#### [Set task]
Give the number of lines below that contain "calendar", with no other output.

_____

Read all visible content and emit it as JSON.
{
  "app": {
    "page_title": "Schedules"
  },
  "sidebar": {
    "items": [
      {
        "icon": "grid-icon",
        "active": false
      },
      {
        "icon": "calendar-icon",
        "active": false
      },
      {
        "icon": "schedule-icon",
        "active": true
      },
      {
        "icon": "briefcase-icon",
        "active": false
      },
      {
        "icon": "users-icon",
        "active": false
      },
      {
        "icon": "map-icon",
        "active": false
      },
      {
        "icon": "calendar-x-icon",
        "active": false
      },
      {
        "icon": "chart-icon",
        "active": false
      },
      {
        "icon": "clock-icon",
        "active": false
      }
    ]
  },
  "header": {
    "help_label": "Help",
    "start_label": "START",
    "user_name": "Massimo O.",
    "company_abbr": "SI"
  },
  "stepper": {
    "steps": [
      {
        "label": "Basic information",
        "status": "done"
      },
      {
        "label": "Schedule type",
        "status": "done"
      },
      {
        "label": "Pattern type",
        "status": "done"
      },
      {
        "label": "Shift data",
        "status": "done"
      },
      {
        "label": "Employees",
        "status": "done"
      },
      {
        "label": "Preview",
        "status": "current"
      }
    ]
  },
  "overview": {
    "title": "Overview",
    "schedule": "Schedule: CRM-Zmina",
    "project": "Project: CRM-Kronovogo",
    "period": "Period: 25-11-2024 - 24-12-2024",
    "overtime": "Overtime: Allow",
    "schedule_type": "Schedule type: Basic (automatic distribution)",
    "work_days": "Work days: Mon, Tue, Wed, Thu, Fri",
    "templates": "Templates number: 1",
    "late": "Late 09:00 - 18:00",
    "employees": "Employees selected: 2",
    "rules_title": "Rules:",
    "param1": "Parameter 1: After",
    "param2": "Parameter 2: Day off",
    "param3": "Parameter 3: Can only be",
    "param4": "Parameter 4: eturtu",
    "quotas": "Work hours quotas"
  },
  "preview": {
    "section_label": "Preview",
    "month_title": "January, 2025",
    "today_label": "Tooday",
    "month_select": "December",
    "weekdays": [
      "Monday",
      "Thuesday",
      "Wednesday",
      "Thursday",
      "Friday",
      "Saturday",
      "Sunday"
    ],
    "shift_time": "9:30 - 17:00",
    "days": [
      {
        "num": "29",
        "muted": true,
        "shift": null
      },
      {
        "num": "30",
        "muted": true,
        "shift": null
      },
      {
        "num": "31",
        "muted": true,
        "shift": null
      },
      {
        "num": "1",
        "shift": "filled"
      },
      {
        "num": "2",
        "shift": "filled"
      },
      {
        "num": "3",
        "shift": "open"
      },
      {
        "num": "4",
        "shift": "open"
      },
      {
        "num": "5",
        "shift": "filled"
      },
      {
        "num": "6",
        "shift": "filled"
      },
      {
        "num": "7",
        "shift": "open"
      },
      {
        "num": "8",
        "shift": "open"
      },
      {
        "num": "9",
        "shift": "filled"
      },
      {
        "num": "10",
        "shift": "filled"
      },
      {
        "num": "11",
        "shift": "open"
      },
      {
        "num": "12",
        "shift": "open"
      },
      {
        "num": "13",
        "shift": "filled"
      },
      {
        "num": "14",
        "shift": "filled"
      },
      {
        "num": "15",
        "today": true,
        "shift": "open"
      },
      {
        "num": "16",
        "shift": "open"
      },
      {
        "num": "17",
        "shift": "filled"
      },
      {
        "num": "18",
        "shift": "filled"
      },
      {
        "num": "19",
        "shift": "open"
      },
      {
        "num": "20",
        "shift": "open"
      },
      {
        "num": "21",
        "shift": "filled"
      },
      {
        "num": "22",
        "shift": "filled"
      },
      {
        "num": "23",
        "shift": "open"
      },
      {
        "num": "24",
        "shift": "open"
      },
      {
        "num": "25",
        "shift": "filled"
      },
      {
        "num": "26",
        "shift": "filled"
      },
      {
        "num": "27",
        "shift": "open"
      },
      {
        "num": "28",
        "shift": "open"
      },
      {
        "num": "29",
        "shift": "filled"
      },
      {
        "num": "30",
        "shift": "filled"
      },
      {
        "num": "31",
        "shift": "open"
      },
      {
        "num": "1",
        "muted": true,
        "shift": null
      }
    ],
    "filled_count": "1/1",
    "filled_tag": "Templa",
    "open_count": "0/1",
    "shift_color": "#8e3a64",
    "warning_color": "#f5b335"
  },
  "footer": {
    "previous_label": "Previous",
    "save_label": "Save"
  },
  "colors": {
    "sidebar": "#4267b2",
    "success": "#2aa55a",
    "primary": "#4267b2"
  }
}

_____

#### [Result]
2